> What you are asked to do: Transcribe the material in full. Nothing should differ except that the pictures are left out.

──────────

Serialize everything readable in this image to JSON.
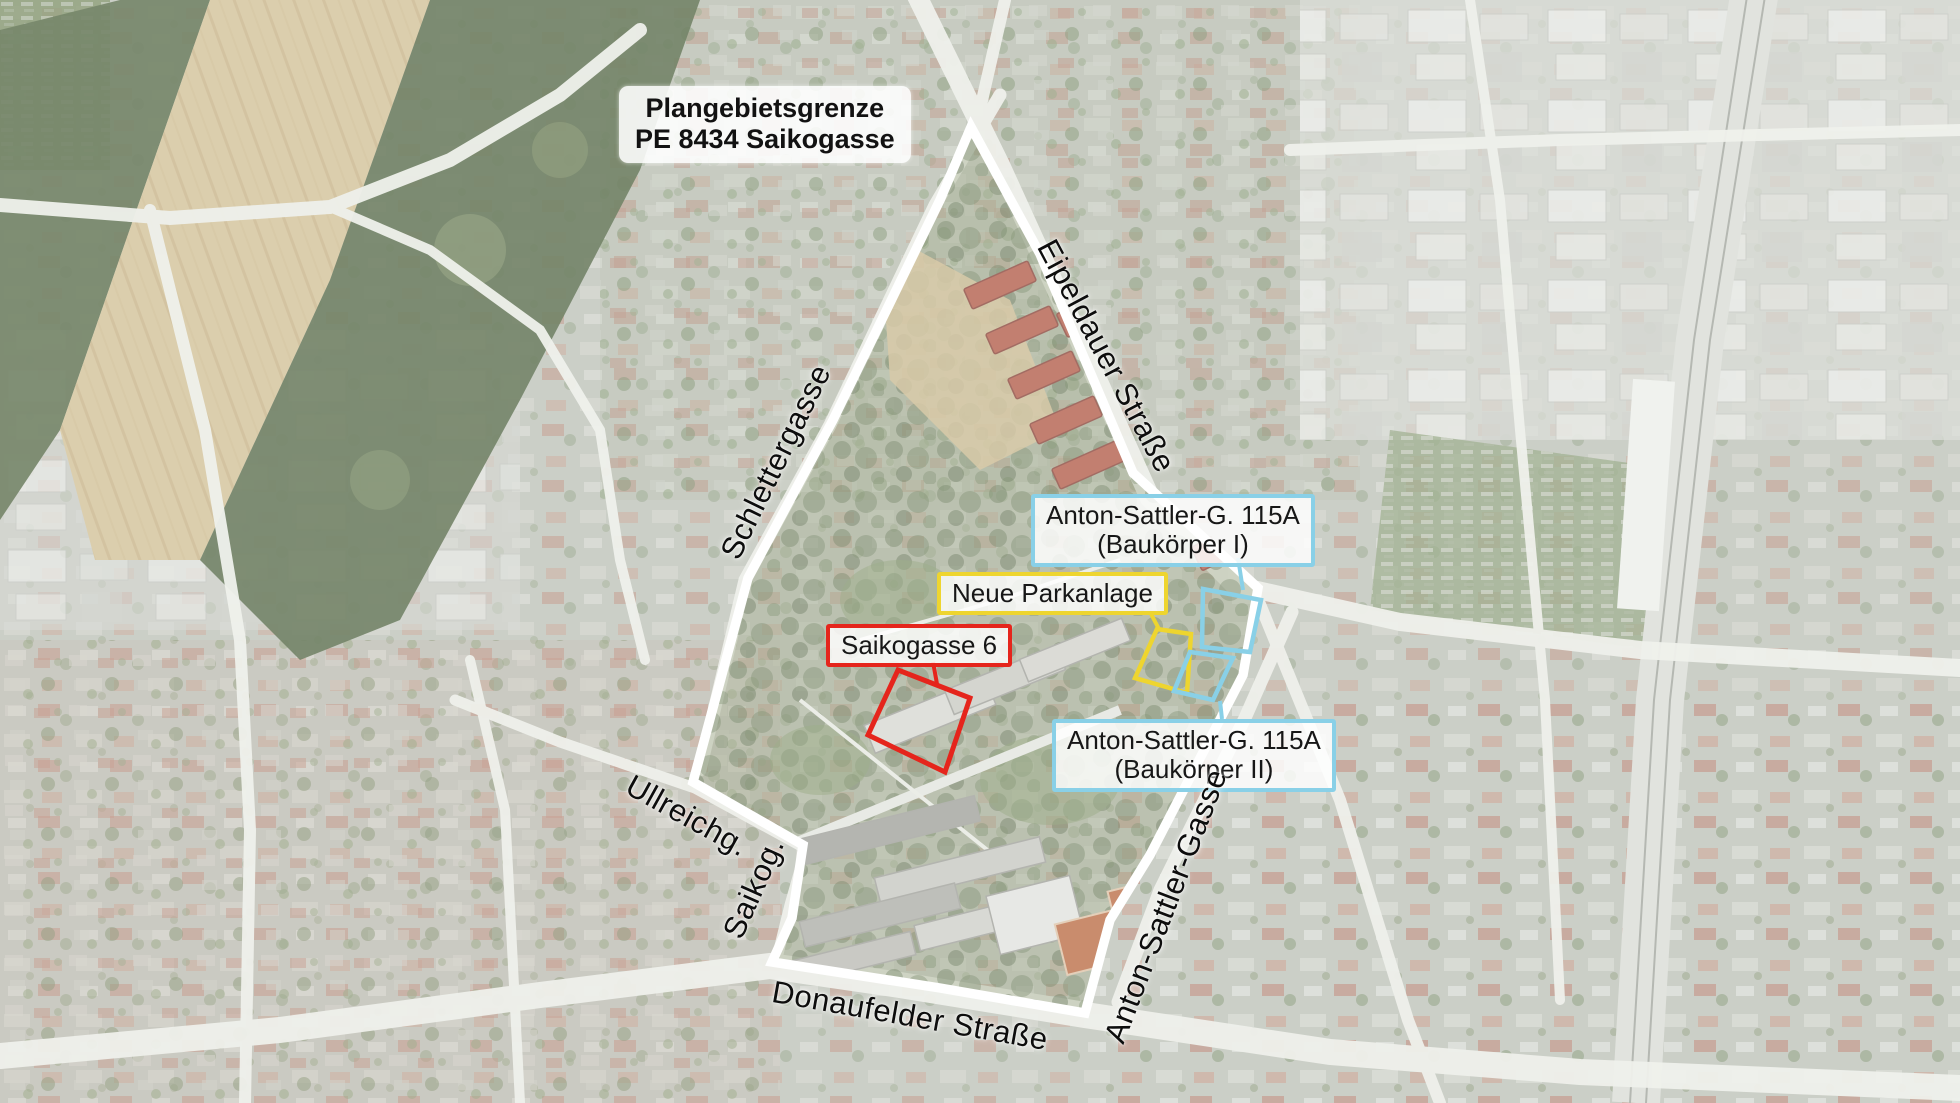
{
  "title_box": {
    "line1": "Plangebietsgrenze",
    "line2": "PE 8434 Saikogasse"
  },
  "callouts": {
    "baukoerper_i": {
      "line1": "Anton-Sattler-G. 115A",
      "line2": "(Baukörper I)",
      "color": "#89d0e7"
    },
    "neue_parkanlage": {
      "label": "Neue Parkanlage",
      "color": "#eed52f"
    },
    "saikogasse_6": {
      "label": "Saikogasse 6",
      "color": "#e5251c"
    },
    "baukoerper_ii": {
      "line1": "Anton-Sattler-G. 115A",
      "line2": "(Baukörper II)",
      "color": "#89d0e7"
    }
  },
  "streets": {
    "schlettergasse": "Schlettergasse",
    "eipeldauer": "Eipeldauer Straße",
    "ullreichgasse": "Ullreichg.",
    "saikogasse": "Saikog.",
    "donaufelder": "Donaufelder Straße",
    "anton_sattler": "Anton-Sattler-Gasse"
  },
  "colors": {
    "boundary": "#ffffff",
    "highlight_red": "#e5251c",
    "highlight_yellow": "#eed52f",
    "highlight_blue": "#89d0e7"
  }
}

──────────

> Task answer:
Serialize everything readable in this image to JSON.
{
  "title_box": {
    "line1": "Plangebietsgrenze",
    "line2": "PE 8434 Saikogasse"
  },
  "callouts": {
    "baukoerper_i": {
      "line1": "Anton-Sattler-G. 115A",
      "line2": "(Baukörper I)",
      "color": "#89d0e7"
    },
    "neue_parkanlage": {
      "label": "Neue Parkanlage",
      "color": "#eed52f"
    },
    "saikogasse_6": {
      "label": "Saikogasse 6",
      "color": "#e5251c"
    },
    "baukoerper_ii": {
      "line1": "Anton-Sattler-G. 115A",
      "line2": "(Baukörper II)",
      "color": "#89d0e7"
    }
  },
  "streets": {
    "schlettergasse": "Schlettergasse",
    "eipeldauer": "Eipeldauer Straße",
    "ullreichgasse": "Ullreichg.",
    "saikogasse": "Saikog.",
    "donaufelder": "Donaufelder Straße",
    "anton_sattler": "Anton-Sattler-Gasse"
  },
  "colors": {
    "boundary": "#ffffff",
    "highlight_red": "#e5251c",
    "highlight_yellow": "#eed52f",
    "highlight_blue": "#89d0e7"
  }
}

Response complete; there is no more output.